(Records from a collection)
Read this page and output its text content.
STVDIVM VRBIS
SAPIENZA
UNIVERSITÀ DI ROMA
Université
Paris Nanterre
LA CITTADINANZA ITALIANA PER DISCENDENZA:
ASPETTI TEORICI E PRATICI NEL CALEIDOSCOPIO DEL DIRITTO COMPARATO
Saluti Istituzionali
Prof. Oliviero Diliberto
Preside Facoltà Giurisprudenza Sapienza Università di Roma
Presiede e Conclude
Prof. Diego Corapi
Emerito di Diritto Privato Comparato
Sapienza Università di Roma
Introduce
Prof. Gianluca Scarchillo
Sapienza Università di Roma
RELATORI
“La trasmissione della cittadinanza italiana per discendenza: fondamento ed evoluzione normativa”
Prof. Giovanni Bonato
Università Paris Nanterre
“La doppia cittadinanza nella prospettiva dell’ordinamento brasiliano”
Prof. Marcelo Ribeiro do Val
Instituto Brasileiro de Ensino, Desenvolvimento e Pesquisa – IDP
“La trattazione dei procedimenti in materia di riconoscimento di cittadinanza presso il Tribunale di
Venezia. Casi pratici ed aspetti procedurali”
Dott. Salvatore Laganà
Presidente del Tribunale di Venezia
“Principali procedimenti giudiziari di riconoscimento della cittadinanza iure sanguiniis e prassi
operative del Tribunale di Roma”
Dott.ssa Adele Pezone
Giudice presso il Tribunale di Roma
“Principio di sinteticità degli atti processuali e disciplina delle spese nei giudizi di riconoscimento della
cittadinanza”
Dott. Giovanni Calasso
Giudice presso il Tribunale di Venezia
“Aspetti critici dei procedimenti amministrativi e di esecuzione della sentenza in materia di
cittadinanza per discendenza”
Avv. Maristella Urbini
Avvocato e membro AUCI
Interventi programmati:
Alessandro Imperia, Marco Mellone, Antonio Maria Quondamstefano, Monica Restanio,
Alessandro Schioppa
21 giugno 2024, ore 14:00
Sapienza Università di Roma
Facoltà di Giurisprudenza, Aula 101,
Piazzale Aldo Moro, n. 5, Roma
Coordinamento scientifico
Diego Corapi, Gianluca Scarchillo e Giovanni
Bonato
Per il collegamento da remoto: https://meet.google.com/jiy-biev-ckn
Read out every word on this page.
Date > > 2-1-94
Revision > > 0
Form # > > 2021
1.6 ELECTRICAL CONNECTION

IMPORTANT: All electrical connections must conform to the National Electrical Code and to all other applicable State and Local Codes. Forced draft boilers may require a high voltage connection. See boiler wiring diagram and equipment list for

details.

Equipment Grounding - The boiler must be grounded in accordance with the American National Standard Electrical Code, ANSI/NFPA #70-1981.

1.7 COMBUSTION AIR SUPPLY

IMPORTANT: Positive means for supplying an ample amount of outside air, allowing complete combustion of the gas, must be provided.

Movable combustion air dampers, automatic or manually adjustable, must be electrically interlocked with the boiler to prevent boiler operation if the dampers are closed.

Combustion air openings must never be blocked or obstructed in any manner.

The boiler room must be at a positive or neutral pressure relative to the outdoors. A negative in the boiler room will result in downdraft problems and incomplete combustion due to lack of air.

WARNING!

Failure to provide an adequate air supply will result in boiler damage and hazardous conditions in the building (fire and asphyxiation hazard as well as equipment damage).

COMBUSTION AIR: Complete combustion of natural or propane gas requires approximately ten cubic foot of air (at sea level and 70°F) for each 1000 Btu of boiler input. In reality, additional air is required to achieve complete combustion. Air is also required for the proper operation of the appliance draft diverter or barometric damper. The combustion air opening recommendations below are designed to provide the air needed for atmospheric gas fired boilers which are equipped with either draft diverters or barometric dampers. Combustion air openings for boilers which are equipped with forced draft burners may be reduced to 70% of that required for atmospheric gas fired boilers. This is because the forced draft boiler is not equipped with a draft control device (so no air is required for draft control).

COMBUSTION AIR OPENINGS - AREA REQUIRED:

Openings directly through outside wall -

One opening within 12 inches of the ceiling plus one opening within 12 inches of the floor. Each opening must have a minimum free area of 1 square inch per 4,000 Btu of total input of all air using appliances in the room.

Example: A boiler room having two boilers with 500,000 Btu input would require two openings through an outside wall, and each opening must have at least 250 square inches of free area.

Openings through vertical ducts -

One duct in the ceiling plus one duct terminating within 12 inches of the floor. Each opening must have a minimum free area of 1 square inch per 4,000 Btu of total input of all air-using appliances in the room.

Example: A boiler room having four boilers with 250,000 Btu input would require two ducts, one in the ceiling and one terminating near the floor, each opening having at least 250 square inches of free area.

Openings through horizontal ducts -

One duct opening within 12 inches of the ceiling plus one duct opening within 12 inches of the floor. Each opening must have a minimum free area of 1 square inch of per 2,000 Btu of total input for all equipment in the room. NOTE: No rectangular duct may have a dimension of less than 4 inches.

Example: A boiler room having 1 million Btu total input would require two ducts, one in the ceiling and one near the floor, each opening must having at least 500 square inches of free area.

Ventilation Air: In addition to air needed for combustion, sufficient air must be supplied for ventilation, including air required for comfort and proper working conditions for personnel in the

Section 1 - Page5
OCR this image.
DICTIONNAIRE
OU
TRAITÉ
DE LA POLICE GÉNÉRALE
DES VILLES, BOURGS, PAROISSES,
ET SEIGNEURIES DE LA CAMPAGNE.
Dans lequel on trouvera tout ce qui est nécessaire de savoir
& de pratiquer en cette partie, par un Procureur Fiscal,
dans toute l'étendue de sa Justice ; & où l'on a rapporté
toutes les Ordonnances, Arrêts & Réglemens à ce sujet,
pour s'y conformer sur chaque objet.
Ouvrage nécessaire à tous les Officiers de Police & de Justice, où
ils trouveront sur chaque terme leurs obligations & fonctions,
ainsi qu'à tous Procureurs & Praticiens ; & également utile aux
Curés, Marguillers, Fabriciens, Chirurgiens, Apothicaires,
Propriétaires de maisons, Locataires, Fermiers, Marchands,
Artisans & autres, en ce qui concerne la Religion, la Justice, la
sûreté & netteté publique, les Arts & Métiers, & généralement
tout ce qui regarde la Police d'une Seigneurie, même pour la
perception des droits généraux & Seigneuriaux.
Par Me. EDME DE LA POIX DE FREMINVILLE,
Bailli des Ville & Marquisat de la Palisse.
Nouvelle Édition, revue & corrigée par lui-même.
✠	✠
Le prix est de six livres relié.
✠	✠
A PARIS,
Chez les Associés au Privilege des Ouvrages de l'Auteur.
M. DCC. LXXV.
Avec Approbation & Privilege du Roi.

What is asked
Which lines contain the word "will"? Copy each of them.

Answer to this problem
The boiler room must be at a positive or neutral pressure relative to the outdoors. A negative in the boiler room will result in downdraft problems and incomplete combustion due to lack of air.
Failure to provide an adequate air supply will result in boiler damage and hazardous conditions in the building (fire and asphyxiation hazard as well as equipment damage).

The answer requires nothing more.